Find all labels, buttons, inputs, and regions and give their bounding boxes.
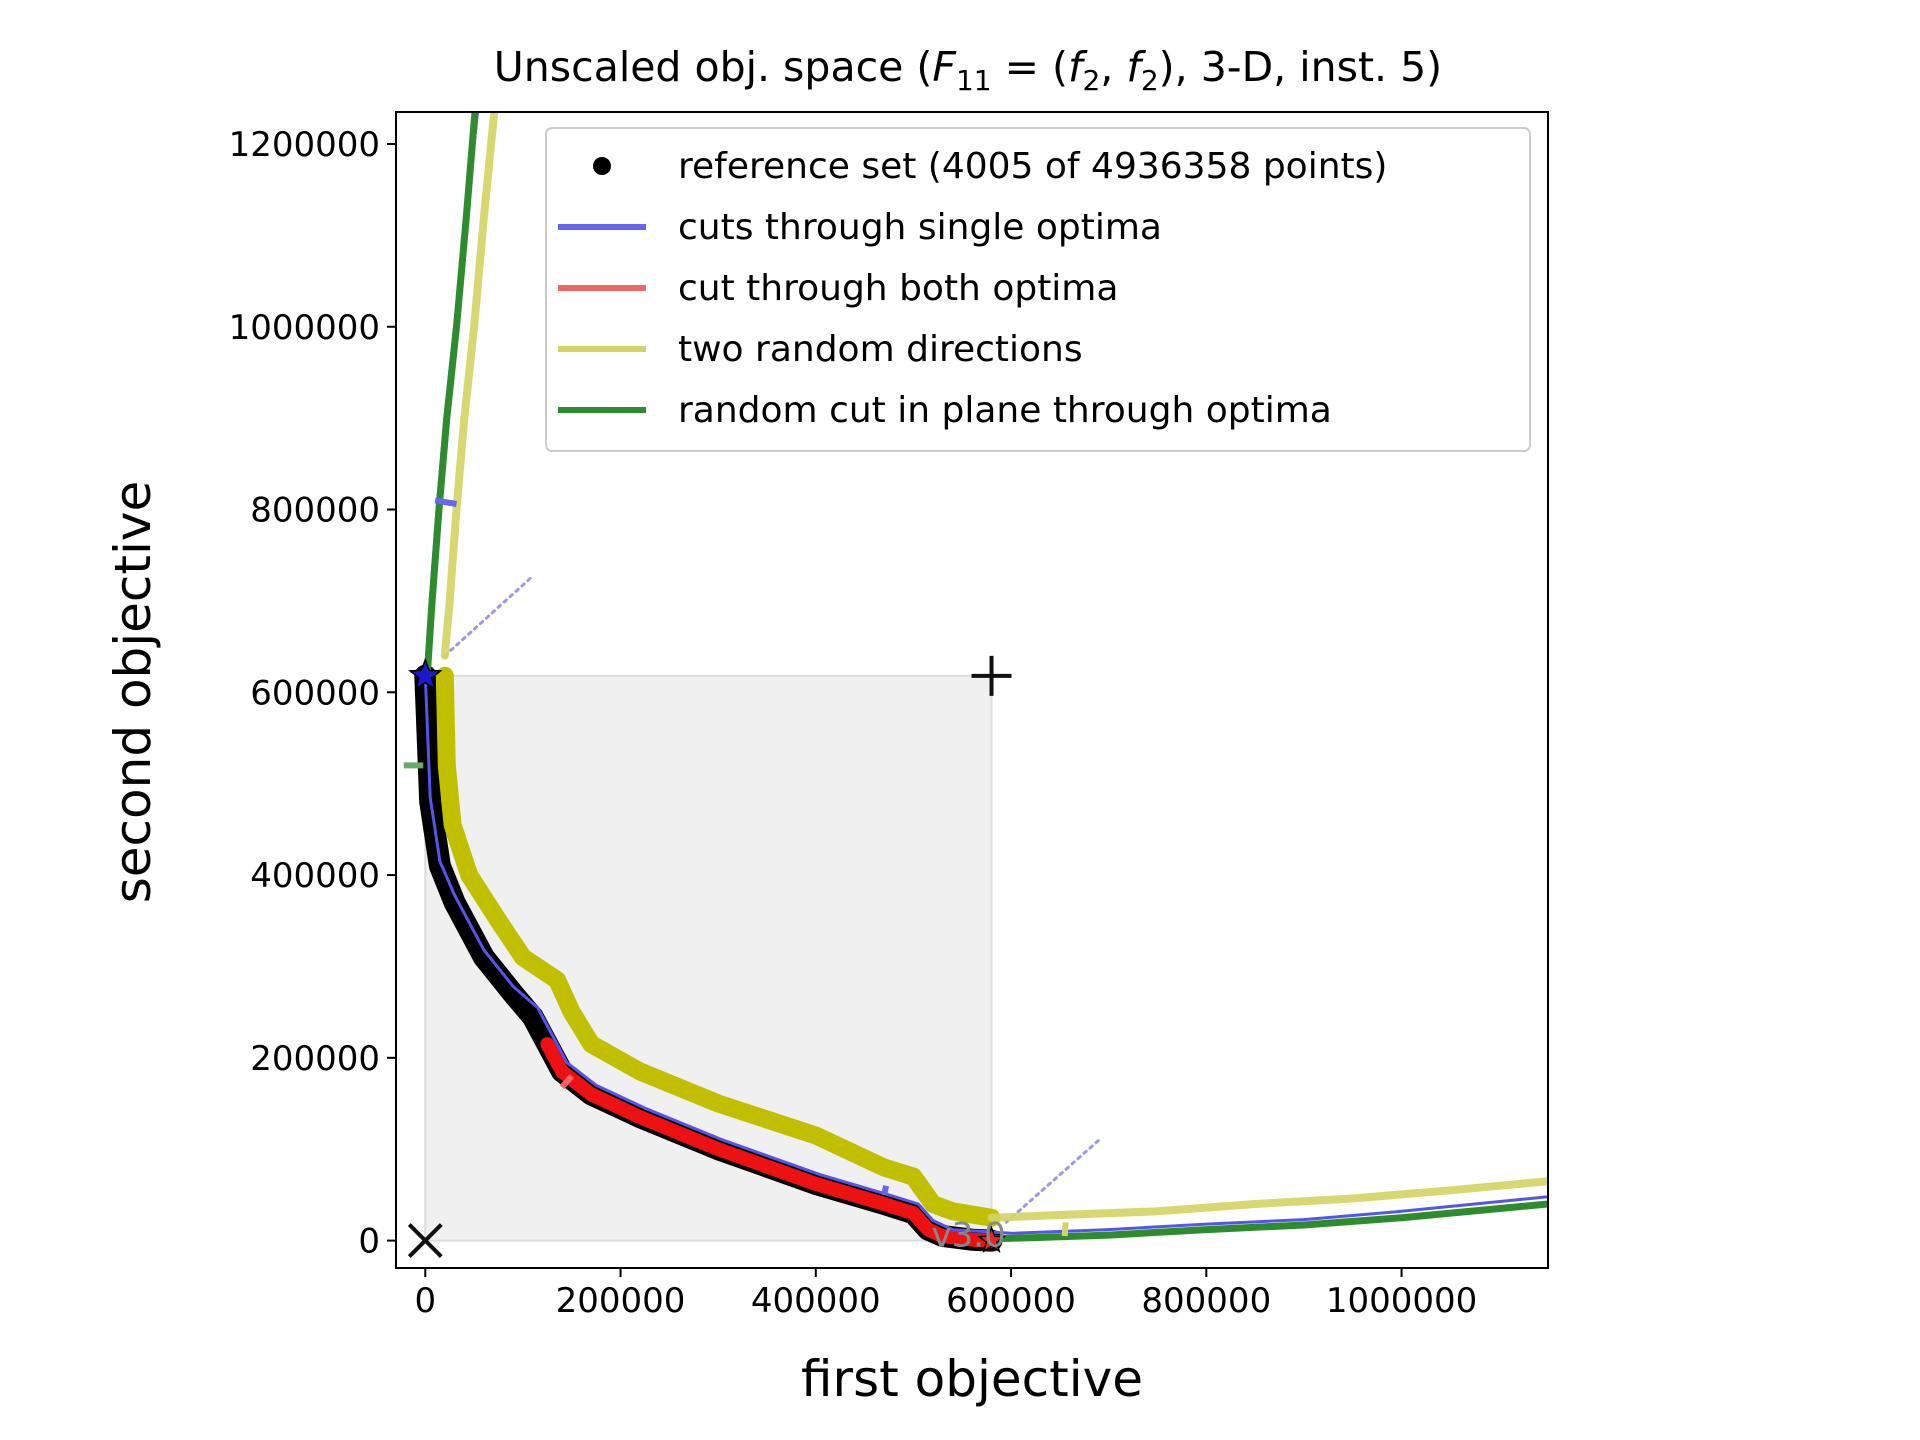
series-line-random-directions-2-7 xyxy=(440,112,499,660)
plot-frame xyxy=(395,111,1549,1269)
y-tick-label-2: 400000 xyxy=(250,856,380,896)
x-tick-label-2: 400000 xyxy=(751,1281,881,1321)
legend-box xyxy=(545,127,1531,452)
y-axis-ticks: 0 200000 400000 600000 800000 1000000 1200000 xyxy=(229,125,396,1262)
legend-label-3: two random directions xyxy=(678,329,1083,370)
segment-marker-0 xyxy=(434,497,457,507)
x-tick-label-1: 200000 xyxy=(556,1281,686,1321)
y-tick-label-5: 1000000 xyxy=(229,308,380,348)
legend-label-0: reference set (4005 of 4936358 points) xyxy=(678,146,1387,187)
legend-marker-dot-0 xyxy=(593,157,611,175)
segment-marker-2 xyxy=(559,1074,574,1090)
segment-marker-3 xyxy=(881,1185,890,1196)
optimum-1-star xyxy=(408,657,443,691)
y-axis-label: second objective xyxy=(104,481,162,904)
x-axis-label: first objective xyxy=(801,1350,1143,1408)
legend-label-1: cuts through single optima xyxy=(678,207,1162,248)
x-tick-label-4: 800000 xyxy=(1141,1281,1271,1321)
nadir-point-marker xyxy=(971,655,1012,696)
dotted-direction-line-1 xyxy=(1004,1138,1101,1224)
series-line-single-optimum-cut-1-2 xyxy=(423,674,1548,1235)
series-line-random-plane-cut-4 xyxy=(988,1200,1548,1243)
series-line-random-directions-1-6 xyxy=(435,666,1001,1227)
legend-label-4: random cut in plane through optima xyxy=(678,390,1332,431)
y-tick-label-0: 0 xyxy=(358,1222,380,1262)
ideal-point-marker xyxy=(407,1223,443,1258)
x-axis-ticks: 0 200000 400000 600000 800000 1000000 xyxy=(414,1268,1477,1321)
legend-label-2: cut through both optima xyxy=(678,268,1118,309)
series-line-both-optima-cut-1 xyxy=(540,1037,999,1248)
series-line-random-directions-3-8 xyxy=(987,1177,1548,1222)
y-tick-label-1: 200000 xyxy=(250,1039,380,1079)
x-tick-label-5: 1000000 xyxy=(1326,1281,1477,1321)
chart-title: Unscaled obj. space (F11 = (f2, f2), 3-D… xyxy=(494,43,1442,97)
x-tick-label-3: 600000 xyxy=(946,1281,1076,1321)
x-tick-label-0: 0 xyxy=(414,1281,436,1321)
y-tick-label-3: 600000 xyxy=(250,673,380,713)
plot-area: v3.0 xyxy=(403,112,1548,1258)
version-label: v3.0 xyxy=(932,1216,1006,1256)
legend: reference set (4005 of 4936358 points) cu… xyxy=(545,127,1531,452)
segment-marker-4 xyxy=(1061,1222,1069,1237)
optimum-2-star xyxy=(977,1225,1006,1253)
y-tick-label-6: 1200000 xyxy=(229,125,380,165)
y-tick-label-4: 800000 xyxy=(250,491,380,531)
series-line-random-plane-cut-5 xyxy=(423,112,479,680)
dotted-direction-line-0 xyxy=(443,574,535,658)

# [Task]
Reproduce the material above in full, substituting "segment-point" for every occurrence of "segment-marker" and keeping all other text unchanged. Omit the picture from your output.

# [Worked solution]
Find all labels, buttons, inputs, and regions and give their bounding boxes.
series-line-random-directions-2-7 xyxy=(440,112,499,660)
plot-frame xyxy=(395,111,1549,1269)
y-tick-label-2: 400000 xyxy=(250,856,380,896)
x-tick-label-2: 400000 xyxy=(751,1281,881,1321)
legend-box xyxy=(545,127,1531,452)
y-axis-ticks: 0 200000 400000 600000 800000 1000000 1200000 xyxy=(229,125,396,1262)
legend-label-3: two random directions xyxy=(678,329,1083,370)
segment-point-0 xyxy=(434,497,457,507)
x-tick-label-1: 200000 xyxy=(556,1281,686,1321)
y-tick-label-5: 1000000 xyxy=(229,308,380,348)
legend-label-0: reference set (4005 of 4936358 points) xyxy=(678,146,1387,187)
legend-marker-dot-0 xyxy=(593,157,611,175)
segment-point-2 xyxy=(559,1074,574,1090)
segment-point-3 xyxy=(881,1185,890,1196)
optimum-1-star xyxy=(408,657,443,691)
y-axis-label: second objective xyxy=(104,481,162,904)
x-axis-label: first objective xyxy=(801,1350,1143,1408)
legend-label-1: cuts through single optima xyxy=(678,207,1162,248)
x-tick-label-4: 800000 xyxy=(1141,1281,1271,1321)
nadir-point-marker xyxy=(971,655,1012,696)
dotted-direction-line-1 xyxy=(1004,1138,1101,1224)
series-line-single-optimum-cut-1-2 xyxy=(423,674,1548,1235)
series-line-random-plane-cut-4 xyxy=(988,1200,1548,1243)
series-line-random-directions-1-6 xyxy=(435,666,1001,1227)
legend-label-4: random cut in plane through optima xyxy=(678,390,1332,431)
y-tick-label-0: 0 xyxy=(358,1222,380,1262)
ideal-point-marker xyxy=(407,1223,443,1258)
x-axis-ticks: 0 200000 400000 600000 800000 1000000 xyxy=(414,1268,1477,1321)
legend-label-2: cut through both optima xyxy=(678,268,1118,309)
series-line-both-optima-cut-1 xyxy=(540,1037,999,1248)
series-line-random-directions-3-8 xyxy=(987,1177,1548,1222)
y-tick-label-1: 200000 xyxy=(250,1039,380,1079)
x-tick-label-5: 1000000 xyxy=(1326,1281,1477,1321)
chart-title: Unscaled obj. space (F11 = (f2, f2), 3-D… xyxy=(494,43,1442,97)
x-tick-label-3: 600000 xyxy=(946,1281,1076,1321)
x-tick-label-0: 0 xyxy=(414,1281,436,1321)
y-tick-label-3: 600000 xyxy=(250,673,380,713)
plot-area: v3.0 xyxy=(403,112,1548,1258)
version-label: v3.0 xyxy=(932,1216,1006,1256)
legend: reference set (4005 of 4936358 points) cu… xyxy=(545,127,1531,452)
segment-point-4 xyxy=(1061,1222,1069,1237)
optimum-2-star xyxy=(977,1225,1006,1253)
y-tick-label-6: 1200000 xyxy=(229,125,380,165)
y-tick-label-4: 800000 xyxy=(250,491,380,531)
series-line-random-plane-cut-5 xyxy=(423,112,479,680)
dotted-direction-line-0 xyxy=(443,574,535,658)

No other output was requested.